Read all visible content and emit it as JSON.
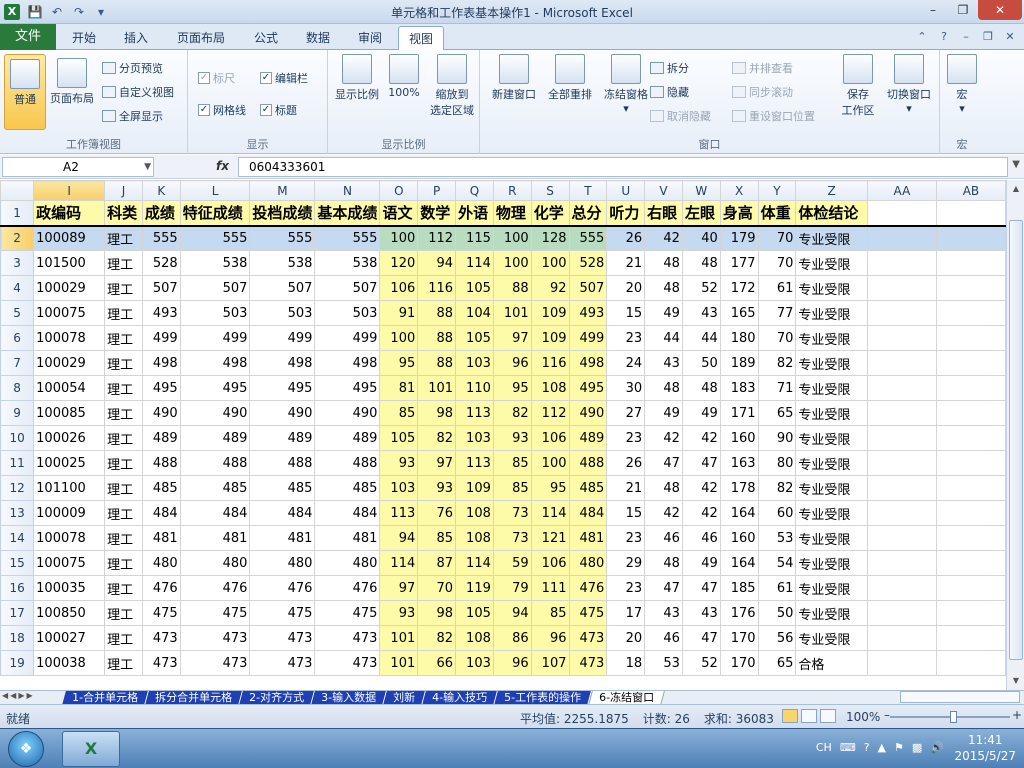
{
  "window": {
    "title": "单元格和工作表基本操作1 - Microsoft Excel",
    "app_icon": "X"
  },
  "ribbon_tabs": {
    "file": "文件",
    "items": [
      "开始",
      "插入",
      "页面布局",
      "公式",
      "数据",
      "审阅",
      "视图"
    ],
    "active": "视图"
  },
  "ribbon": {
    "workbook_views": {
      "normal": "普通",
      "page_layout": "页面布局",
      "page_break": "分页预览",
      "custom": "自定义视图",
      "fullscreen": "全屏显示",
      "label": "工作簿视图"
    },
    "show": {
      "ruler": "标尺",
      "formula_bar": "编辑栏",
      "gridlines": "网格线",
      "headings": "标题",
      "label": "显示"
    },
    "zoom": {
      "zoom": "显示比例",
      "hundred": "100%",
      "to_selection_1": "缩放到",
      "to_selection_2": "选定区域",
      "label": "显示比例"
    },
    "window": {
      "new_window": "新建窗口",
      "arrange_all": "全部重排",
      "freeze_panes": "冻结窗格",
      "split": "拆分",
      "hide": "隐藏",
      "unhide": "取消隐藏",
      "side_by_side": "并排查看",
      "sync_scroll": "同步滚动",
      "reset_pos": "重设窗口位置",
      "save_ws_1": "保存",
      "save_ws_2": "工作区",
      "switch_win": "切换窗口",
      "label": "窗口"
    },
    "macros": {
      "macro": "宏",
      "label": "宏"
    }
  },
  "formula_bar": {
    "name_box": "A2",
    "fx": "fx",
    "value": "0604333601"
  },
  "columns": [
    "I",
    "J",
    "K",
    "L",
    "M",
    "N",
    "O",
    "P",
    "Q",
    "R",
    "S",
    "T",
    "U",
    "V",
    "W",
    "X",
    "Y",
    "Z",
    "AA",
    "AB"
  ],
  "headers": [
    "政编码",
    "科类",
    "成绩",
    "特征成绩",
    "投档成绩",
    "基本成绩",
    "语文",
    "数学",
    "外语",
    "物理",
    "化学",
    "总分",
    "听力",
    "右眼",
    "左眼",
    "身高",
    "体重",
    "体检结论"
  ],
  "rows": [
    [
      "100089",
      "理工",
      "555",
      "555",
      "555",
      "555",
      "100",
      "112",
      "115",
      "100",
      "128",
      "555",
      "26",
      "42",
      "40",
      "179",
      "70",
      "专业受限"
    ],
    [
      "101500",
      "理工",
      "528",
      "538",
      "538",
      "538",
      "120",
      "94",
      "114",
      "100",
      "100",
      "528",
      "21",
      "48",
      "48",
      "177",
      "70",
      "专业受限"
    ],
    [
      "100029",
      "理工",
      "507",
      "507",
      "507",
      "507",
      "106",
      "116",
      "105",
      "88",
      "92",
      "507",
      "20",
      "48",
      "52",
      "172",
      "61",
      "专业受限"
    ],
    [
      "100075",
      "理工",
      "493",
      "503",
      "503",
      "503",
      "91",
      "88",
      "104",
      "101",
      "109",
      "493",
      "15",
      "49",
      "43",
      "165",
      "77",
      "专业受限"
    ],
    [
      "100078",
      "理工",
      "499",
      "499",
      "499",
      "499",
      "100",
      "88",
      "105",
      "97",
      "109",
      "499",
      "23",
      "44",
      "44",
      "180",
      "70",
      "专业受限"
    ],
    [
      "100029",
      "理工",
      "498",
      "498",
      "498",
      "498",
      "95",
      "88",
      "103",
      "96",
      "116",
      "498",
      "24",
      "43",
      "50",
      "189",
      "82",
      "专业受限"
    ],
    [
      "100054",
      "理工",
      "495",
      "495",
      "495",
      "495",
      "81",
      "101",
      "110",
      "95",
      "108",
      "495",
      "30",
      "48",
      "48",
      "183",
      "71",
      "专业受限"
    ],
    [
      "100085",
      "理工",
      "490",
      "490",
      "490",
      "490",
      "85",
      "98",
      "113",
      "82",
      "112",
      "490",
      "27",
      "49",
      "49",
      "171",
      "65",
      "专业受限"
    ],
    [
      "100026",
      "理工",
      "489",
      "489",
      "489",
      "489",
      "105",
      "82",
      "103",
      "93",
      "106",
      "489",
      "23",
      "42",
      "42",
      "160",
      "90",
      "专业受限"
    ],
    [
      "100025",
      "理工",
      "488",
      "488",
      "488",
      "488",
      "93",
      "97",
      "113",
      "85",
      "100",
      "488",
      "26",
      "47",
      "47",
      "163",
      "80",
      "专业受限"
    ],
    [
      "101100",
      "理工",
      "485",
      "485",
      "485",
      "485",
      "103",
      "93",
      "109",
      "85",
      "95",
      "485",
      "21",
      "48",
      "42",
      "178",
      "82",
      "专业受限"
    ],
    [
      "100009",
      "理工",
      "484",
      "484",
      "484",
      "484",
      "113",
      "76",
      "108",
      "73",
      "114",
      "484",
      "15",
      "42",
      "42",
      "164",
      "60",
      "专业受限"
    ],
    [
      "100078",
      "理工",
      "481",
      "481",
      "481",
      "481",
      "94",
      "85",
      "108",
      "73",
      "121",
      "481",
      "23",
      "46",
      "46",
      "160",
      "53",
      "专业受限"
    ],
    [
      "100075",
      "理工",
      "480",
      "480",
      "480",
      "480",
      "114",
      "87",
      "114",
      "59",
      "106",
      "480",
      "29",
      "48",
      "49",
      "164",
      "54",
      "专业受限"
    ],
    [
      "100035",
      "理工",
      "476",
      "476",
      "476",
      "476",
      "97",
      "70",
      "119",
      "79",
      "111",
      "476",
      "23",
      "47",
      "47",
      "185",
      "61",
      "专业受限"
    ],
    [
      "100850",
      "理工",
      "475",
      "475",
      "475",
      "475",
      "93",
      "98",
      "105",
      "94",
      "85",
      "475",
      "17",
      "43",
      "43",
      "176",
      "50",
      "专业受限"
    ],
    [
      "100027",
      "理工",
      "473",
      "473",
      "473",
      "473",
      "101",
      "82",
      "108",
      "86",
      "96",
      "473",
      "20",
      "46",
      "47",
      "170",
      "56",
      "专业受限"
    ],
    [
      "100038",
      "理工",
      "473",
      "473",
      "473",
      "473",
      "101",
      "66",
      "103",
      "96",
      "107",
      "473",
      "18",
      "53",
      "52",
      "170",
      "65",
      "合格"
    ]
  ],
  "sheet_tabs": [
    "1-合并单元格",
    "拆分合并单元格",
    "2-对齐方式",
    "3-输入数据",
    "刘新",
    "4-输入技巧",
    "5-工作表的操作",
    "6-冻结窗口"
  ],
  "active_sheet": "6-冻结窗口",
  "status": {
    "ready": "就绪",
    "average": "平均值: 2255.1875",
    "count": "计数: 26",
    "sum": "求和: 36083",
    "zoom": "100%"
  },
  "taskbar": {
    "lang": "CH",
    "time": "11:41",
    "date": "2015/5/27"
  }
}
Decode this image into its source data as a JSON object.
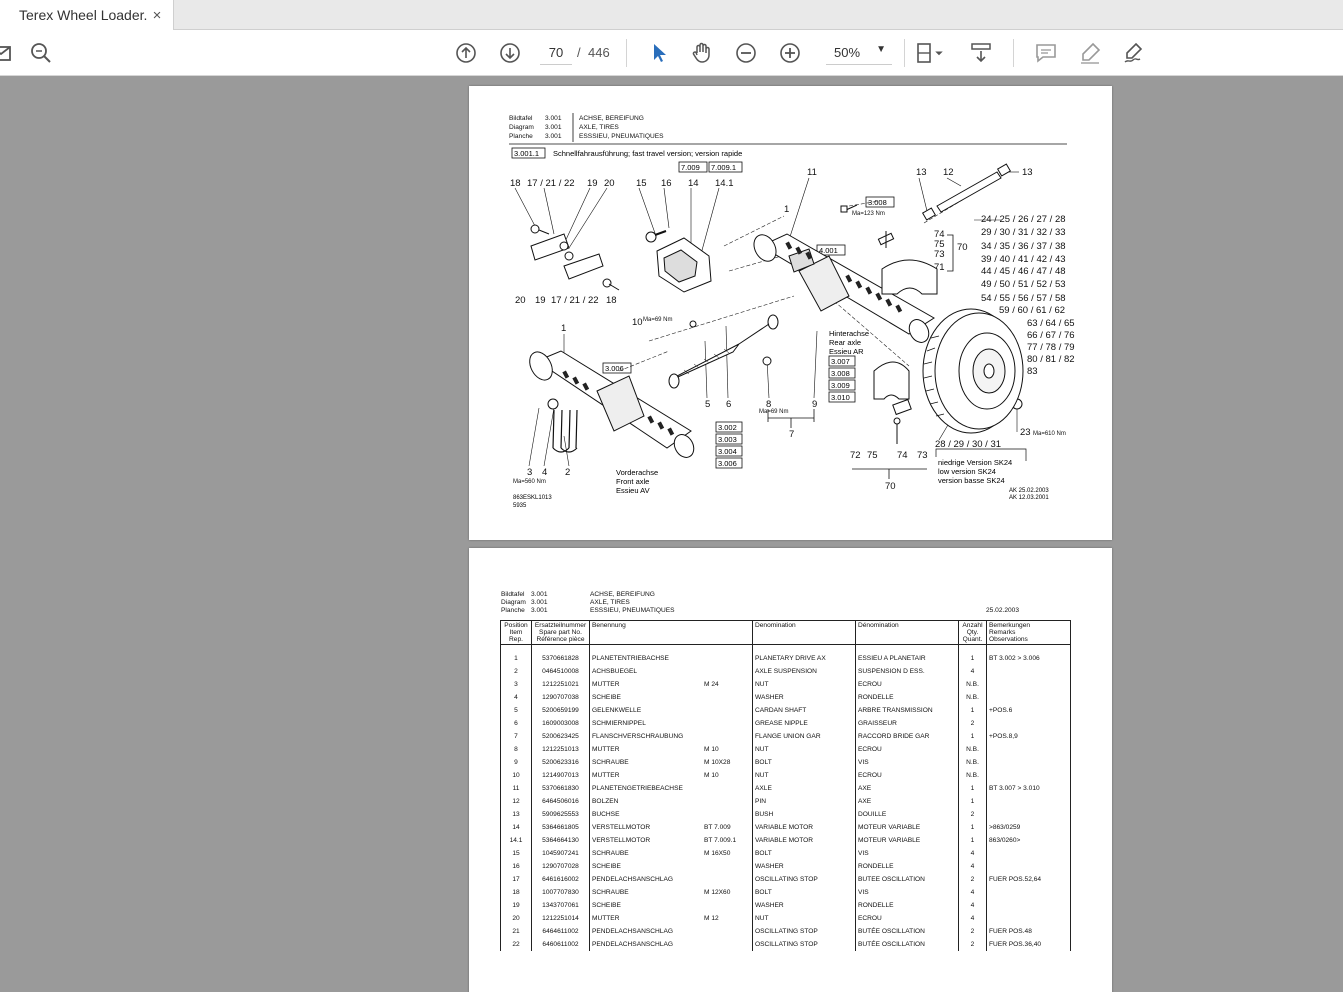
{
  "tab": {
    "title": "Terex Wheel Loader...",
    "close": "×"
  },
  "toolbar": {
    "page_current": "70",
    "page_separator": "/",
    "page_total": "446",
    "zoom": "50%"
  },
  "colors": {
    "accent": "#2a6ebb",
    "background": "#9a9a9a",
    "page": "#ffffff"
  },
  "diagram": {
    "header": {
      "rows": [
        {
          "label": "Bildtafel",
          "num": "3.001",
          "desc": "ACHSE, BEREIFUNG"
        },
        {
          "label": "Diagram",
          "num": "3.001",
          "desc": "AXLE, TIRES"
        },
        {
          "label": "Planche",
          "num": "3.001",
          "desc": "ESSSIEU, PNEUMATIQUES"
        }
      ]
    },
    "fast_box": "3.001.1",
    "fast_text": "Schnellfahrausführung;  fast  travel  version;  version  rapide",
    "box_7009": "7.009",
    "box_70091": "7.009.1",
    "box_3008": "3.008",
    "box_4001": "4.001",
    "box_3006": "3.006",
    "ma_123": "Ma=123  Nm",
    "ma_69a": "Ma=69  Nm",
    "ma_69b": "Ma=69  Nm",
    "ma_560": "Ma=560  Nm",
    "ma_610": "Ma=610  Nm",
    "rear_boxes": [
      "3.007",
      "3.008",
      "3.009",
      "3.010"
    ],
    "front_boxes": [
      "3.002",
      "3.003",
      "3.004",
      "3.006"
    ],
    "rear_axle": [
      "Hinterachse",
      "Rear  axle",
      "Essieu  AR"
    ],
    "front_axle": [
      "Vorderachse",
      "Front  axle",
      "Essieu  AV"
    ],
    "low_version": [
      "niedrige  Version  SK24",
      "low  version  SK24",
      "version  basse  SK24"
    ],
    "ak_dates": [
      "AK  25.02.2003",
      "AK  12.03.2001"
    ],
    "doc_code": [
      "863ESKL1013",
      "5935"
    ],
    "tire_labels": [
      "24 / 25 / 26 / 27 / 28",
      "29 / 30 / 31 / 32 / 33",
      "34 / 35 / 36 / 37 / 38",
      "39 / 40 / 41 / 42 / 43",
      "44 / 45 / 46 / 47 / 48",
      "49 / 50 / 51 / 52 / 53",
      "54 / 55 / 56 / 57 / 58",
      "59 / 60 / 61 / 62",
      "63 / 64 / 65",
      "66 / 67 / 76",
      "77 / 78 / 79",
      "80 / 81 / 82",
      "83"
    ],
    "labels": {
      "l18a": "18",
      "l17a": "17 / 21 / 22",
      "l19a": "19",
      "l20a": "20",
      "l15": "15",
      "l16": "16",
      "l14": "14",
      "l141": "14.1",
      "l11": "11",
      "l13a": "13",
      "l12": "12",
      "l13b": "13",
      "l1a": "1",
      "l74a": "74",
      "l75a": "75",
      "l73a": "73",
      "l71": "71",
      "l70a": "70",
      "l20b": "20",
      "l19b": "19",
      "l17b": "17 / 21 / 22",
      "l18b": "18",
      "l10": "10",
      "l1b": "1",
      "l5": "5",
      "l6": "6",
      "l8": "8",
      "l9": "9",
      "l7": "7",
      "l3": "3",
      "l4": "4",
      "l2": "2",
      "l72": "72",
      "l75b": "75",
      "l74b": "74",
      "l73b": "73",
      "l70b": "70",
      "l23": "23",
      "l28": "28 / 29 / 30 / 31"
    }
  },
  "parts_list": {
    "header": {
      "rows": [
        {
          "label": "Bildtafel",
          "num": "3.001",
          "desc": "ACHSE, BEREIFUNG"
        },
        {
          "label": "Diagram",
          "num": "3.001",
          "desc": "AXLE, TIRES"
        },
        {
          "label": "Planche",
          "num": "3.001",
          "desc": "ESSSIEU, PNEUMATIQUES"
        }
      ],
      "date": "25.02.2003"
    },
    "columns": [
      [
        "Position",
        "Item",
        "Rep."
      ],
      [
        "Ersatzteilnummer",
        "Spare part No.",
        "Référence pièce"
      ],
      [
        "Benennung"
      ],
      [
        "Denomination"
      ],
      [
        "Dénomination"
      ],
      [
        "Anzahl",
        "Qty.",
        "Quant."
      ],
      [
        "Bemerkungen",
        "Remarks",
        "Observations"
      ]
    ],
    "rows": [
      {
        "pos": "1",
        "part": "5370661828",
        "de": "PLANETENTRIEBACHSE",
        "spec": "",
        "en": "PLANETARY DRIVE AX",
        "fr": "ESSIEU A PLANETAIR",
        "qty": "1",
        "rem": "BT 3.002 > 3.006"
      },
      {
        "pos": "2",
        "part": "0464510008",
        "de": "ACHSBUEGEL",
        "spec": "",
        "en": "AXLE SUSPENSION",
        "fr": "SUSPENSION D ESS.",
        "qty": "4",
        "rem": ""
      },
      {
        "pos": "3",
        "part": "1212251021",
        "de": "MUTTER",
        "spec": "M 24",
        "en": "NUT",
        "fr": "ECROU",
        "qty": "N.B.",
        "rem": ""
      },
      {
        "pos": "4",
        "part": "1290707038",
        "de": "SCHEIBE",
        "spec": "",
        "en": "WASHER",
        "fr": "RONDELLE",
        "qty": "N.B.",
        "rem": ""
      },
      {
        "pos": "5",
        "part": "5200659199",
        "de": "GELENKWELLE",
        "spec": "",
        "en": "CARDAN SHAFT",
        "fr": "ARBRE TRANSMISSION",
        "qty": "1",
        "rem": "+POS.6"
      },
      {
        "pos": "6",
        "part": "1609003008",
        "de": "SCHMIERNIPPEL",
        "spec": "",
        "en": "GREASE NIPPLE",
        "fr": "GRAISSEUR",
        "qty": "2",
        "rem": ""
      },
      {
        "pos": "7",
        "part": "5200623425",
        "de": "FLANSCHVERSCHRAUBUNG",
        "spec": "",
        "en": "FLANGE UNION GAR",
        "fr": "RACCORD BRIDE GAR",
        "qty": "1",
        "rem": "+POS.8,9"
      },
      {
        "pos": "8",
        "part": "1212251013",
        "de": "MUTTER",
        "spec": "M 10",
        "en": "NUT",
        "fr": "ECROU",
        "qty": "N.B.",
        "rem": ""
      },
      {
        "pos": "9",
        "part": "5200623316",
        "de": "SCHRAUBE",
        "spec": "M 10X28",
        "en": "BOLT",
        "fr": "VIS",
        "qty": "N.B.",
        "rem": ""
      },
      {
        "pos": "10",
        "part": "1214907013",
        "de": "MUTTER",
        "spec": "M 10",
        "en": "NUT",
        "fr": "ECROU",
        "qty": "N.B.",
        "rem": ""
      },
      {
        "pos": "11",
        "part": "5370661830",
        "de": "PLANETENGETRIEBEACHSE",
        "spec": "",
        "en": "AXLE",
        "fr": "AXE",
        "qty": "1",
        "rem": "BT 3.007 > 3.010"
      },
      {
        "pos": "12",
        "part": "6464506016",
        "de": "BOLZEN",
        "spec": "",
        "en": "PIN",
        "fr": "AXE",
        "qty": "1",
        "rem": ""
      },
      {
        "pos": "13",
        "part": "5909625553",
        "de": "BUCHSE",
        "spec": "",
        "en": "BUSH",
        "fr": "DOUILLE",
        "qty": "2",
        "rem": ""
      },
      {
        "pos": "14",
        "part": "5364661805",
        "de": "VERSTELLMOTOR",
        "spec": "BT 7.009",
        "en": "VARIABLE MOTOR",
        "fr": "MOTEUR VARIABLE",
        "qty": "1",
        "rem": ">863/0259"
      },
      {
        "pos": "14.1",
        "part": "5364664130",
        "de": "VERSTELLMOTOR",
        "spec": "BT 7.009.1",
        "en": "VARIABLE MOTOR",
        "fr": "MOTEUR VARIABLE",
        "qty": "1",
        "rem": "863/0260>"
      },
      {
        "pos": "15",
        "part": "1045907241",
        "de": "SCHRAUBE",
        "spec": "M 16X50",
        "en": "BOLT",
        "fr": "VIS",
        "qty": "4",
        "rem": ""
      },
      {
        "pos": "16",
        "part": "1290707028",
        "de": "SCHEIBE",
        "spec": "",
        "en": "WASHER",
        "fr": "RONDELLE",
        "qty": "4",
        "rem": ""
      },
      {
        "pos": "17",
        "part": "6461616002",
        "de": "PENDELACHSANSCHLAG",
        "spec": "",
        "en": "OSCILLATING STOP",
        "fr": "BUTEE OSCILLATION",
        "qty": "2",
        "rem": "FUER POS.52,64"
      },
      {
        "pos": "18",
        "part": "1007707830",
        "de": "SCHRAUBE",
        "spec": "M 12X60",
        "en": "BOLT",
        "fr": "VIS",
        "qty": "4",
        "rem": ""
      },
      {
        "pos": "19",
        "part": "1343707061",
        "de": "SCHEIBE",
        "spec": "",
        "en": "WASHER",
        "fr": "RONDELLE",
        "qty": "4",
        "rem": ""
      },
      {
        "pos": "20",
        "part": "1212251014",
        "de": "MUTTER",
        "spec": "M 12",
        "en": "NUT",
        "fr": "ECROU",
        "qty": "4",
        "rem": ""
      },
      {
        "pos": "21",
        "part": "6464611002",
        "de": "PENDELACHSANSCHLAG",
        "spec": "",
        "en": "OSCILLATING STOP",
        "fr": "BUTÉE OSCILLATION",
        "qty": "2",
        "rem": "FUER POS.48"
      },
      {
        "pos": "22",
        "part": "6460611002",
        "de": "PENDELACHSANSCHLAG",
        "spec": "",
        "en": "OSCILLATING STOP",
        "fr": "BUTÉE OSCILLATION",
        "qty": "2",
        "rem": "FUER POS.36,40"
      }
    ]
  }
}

WRITTEN INSTRUCTION » Pick out the lines that include the word "title" and write them out.

EXPECTED ANSWER »
    "title": "单元格和工作表基本操作1 - Microsoft Excel",
    "title": "Terex Wheel Loader...",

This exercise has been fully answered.